==== Texte d'étude ====
Réponse: Nous pensons que le quatrième trimestre va être moins intense que le troisième trimestre, qui lui était extraordinaire, mais il n’y a aucun catastrophisme. Aucune entrée en Bourse n’a été annulée, elles sont juste décalées et plusieurs entreprises préparent toujours leur arrivée.

Nous aurions, certes, préféré que Spie intègre le marché comme prévu, mais ils viendront d’ici quelques semaines ou mois.

Nous considérons cette correction comme une respiration du marché et non pas comme un mouvement de longue durée.

Q: Quel bilan tirez-vous de l’introduction en Bourse d’Euronext, avec un cours de Bourse qui a peu évolué depuis?

R: Nous sommes très attentifs aux fluctuations des cours, mais cela ne nous semble pas préoccupant.
==== Données de l'exercice ====
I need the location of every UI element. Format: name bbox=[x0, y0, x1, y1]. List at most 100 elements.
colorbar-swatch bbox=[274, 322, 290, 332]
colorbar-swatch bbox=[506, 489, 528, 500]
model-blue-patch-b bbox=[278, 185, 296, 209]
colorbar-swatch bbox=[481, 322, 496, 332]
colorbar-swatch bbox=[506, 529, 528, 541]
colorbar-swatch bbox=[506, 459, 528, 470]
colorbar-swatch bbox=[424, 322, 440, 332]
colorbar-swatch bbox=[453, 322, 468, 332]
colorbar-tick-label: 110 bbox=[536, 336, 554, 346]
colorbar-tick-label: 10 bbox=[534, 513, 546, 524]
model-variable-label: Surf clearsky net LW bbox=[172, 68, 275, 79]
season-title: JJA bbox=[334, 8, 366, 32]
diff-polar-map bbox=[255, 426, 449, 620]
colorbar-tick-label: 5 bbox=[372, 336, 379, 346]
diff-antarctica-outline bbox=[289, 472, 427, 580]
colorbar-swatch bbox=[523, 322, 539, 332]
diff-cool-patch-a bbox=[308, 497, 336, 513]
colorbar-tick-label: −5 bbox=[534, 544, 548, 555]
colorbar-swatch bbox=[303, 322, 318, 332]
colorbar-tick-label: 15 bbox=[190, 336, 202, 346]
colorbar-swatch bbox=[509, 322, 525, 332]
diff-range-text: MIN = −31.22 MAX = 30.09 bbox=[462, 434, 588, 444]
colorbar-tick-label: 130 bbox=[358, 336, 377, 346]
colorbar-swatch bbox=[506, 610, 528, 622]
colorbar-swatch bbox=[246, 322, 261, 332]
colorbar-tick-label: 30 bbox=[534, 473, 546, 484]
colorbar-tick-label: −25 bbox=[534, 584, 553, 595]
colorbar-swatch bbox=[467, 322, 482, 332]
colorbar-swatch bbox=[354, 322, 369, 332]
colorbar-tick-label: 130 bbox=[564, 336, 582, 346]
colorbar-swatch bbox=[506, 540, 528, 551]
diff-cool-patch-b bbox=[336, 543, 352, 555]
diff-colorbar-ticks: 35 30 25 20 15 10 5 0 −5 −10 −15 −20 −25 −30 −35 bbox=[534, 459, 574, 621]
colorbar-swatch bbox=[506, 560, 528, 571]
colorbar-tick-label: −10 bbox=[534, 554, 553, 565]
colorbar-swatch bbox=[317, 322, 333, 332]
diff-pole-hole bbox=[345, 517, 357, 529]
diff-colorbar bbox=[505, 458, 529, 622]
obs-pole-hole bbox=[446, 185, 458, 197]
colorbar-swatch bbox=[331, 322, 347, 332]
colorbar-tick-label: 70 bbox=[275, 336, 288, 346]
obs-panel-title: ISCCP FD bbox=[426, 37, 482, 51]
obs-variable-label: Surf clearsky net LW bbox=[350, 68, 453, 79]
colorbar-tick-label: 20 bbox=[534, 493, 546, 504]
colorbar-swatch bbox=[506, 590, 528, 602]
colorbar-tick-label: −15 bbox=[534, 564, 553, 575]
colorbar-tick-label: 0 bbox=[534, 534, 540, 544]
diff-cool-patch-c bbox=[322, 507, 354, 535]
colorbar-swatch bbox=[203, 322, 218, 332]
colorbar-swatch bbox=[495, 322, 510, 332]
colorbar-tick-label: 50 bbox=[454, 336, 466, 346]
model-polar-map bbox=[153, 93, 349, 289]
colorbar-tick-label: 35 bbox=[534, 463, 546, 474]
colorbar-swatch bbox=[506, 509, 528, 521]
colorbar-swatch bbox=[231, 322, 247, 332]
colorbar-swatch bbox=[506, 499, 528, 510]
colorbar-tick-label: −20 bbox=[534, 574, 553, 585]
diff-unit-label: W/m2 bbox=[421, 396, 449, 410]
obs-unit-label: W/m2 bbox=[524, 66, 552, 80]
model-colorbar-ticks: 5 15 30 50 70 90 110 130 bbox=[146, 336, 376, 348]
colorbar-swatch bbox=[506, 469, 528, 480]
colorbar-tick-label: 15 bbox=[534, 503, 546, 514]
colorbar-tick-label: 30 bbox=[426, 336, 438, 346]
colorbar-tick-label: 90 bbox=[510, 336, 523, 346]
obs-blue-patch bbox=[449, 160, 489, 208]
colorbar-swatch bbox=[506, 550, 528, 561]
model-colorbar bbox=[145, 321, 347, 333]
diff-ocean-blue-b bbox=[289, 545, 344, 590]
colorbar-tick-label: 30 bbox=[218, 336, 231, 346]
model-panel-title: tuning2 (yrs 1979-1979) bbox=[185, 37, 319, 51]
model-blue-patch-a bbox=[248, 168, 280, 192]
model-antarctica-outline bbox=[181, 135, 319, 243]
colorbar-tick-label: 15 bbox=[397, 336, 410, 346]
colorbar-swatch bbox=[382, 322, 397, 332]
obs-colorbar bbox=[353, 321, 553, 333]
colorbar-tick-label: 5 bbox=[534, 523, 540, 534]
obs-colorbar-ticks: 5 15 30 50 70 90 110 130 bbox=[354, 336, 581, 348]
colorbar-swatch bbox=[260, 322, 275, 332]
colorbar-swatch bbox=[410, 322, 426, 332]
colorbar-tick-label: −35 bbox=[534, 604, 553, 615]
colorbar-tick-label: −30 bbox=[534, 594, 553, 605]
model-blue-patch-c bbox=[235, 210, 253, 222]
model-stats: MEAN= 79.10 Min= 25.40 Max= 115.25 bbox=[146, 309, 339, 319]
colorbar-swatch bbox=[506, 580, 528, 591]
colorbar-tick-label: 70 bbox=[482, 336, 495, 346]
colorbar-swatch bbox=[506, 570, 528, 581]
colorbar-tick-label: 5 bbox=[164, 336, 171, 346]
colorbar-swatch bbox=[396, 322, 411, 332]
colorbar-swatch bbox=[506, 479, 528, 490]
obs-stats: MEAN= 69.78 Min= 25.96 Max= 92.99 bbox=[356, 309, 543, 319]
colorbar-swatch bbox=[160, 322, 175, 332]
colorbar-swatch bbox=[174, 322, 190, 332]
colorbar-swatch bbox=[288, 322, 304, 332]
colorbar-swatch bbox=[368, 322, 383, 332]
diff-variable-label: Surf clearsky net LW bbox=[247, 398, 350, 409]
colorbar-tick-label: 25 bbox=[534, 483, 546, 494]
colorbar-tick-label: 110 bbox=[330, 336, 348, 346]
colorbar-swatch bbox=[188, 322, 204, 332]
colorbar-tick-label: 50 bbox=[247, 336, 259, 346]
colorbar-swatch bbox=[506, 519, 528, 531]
====
**Consigne:** Recopiez l'intégralité du texte d'étude à l'identique, caractère pour caractère.

**Corrigé:**
Réponse: Nous pensons que le quatrième trimestre va être moins intense que le troisième trimestre, qui lui était extraordinaire, mais il n’y a aucun catastrophisme. Aucune entrée en Bourse n’a été annulée, elles sont juste décalées et plusieurs entreprises préparent toujours leur arrivée.

Nous aurions, certes, préféré que Spie intègre le marché comme prévu, mais ils viendront d’ici quelques semaines ou mois.

Nous considérons cette correction comme une respiration du marché et non pas comme un mouvement de longue durée.

Q: Quel bilan tirez-vous de l’introduction en Bourse d’Euronext, avec un cours de Bourse qui a peu évolué depuis?

R: Nous sommes très attentifs aux fluctuations des cours, mais cela ne nous semble pas préoccupant.